§ **Written task**: Write only the number of lines in the records beneath that hold "sweep".

§ **Dataset records**:
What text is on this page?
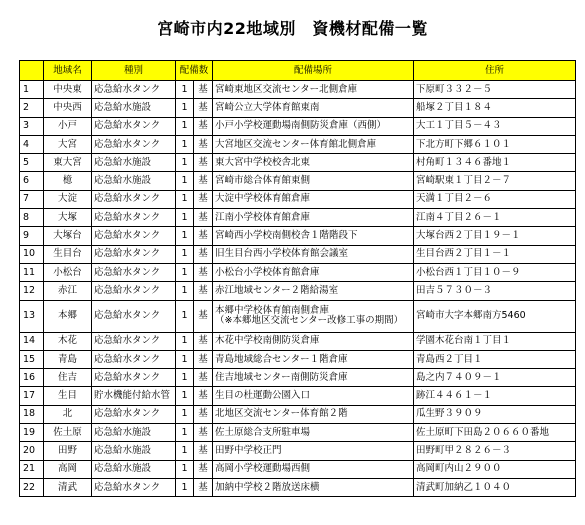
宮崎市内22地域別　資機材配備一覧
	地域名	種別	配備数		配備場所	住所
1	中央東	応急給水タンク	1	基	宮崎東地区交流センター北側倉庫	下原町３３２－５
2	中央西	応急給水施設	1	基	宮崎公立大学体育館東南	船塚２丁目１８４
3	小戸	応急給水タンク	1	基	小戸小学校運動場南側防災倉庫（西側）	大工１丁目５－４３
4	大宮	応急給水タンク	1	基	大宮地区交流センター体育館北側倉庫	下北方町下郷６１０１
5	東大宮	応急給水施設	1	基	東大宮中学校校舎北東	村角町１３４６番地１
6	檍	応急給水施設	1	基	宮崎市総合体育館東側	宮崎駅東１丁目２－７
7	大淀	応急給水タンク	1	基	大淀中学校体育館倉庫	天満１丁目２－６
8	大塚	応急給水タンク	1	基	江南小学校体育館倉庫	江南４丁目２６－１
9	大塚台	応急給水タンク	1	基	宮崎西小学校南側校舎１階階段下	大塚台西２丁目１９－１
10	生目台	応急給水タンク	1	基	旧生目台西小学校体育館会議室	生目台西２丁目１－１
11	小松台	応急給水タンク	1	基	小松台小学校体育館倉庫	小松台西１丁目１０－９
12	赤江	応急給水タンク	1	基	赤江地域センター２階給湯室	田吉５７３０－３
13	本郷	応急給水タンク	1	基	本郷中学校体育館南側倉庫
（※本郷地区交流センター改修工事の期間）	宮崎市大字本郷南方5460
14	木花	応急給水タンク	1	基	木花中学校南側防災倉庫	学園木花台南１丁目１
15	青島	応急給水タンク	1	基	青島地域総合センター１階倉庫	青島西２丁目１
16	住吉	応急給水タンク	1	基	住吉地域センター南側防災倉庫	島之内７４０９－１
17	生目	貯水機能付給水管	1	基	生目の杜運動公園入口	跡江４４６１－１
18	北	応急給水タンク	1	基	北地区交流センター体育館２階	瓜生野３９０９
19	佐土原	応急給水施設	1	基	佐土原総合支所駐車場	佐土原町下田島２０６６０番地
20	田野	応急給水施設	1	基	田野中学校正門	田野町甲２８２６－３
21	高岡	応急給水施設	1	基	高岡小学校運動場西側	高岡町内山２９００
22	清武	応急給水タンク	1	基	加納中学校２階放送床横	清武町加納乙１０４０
==
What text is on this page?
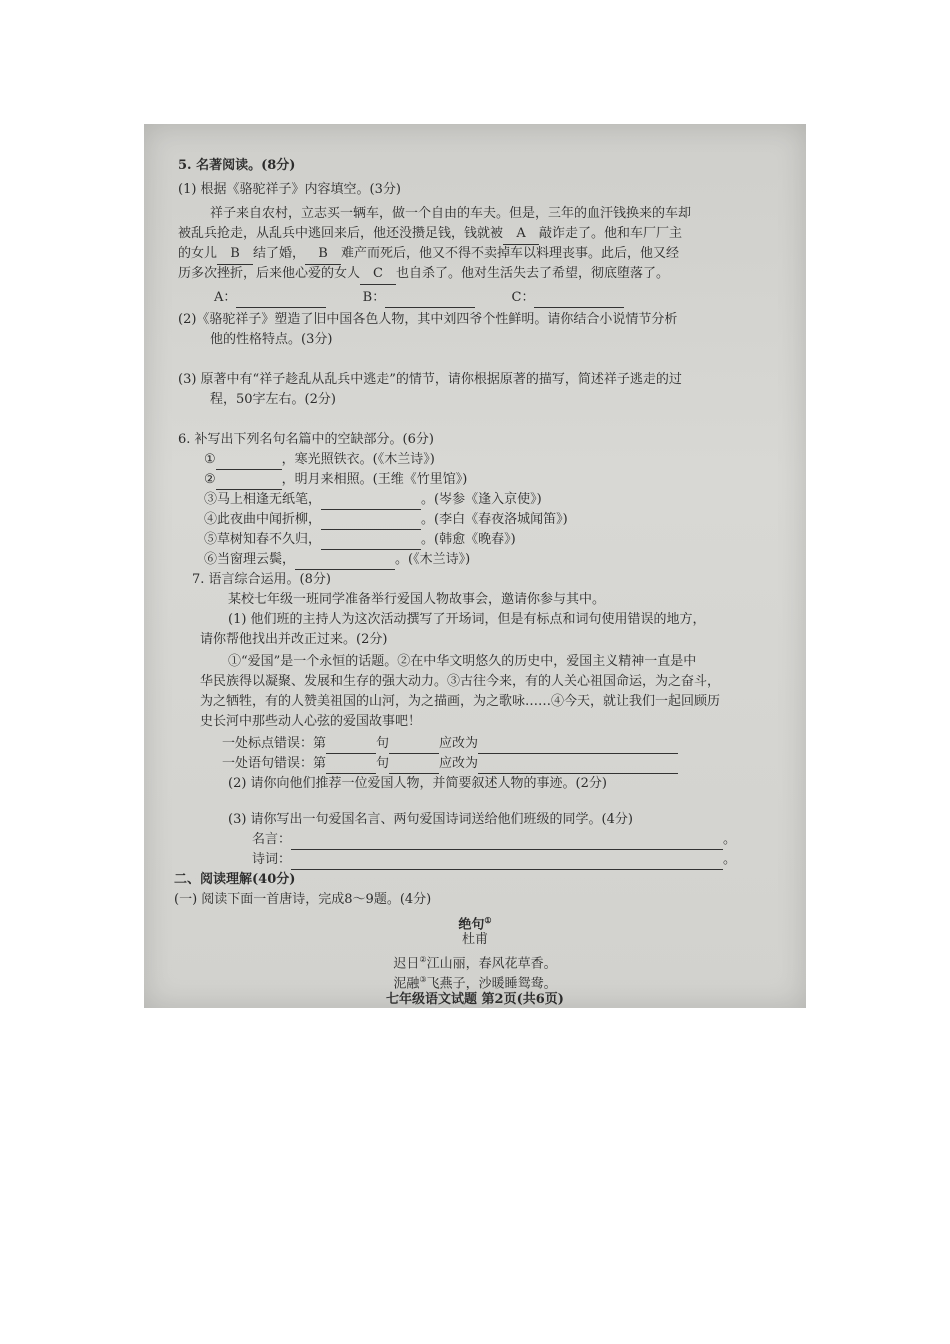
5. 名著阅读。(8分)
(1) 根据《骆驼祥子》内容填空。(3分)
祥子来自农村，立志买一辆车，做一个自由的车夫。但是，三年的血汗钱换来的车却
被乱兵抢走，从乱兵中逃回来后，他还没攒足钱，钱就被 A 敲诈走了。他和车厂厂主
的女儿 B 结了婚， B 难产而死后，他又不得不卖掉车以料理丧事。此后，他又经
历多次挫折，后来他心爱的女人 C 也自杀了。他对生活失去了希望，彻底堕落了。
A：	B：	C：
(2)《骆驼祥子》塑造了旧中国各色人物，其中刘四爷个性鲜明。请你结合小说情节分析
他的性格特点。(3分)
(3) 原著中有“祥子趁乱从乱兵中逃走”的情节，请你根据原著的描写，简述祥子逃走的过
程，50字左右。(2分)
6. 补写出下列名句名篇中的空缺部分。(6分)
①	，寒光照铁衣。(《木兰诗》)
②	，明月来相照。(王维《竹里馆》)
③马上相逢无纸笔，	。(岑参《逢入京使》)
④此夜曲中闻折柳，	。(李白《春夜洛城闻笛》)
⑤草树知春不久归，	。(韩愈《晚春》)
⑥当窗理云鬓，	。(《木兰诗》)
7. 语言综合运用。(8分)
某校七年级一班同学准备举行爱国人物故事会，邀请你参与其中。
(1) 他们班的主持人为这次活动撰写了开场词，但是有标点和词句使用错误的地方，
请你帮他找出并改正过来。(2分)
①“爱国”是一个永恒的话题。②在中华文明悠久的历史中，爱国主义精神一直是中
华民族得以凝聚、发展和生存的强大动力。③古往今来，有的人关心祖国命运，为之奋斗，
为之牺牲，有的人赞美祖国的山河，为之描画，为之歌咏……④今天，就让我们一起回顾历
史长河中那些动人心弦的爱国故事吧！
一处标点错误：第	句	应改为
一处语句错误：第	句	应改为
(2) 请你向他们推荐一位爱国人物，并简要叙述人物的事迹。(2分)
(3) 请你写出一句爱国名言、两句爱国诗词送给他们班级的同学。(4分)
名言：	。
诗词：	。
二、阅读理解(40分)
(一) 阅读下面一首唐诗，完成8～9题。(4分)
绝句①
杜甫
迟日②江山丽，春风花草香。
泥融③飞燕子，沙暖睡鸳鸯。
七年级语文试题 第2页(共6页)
...
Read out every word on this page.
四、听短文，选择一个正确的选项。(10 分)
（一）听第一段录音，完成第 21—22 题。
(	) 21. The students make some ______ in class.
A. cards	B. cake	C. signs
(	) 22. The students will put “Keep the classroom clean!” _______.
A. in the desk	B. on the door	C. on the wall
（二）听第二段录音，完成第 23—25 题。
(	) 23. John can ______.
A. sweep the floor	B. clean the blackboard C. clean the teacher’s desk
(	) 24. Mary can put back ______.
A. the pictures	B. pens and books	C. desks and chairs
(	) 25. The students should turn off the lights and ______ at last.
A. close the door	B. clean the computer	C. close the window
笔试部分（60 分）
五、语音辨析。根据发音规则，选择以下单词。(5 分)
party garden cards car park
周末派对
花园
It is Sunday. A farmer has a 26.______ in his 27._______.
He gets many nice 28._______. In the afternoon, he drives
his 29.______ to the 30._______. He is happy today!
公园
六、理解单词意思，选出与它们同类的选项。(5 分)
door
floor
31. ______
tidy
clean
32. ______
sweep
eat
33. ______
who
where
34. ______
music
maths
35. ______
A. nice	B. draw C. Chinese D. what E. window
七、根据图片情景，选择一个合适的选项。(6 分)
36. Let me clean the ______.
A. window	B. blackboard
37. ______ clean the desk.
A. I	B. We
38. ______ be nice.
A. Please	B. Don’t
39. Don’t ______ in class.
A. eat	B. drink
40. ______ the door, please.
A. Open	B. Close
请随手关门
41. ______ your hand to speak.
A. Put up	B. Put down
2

§ **Exercise response**: 2